STATED GOAL
From the entries below, gather every line containing the string "type".

Figure record extracts:
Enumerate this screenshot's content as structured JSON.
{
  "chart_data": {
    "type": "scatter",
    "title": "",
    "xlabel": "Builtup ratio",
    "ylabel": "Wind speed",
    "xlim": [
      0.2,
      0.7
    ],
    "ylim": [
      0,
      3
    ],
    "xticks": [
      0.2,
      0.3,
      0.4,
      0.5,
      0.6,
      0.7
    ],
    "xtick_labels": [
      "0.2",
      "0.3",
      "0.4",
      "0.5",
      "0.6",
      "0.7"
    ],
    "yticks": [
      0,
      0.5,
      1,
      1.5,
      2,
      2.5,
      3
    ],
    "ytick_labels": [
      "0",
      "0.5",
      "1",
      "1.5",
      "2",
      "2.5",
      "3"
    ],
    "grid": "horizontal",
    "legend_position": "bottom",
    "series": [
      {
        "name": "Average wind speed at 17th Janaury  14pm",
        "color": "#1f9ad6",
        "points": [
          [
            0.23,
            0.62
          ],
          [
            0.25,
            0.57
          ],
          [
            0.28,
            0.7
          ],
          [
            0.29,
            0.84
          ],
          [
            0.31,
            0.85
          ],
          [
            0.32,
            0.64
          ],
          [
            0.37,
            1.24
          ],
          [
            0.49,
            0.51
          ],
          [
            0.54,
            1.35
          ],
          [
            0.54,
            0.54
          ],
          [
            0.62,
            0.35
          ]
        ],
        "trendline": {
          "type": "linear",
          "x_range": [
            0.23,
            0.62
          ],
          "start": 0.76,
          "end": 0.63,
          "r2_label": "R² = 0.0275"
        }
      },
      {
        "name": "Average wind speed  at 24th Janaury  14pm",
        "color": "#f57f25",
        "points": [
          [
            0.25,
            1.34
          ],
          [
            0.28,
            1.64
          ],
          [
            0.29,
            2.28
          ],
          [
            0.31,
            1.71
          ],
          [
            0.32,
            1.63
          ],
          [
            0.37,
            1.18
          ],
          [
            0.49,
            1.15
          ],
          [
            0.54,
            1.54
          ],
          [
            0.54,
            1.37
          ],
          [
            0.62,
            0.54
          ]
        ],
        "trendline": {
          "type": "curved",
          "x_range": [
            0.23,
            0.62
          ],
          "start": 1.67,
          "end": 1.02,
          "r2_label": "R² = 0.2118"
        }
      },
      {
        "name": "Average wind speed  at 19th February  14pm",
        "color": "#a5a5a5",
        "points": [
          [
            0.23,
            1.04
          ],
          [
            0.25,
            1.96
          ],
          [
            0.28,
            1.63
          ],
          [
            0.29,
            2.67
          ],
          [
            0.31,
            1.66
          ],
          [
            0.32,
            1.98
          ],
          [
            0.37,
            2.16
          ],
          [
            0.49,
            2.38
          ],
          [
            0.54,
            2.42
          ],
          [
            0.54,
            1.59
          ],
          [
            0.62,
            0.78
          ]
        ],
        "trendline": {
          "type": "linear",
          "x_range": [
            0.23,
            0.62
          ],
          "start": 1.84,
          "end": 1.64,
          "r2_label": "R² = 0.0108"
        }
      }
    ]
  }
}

RESULT BELOW
    "type": "scatter",
          "type": "linear",
          "type": "curved",
          "type": "linear",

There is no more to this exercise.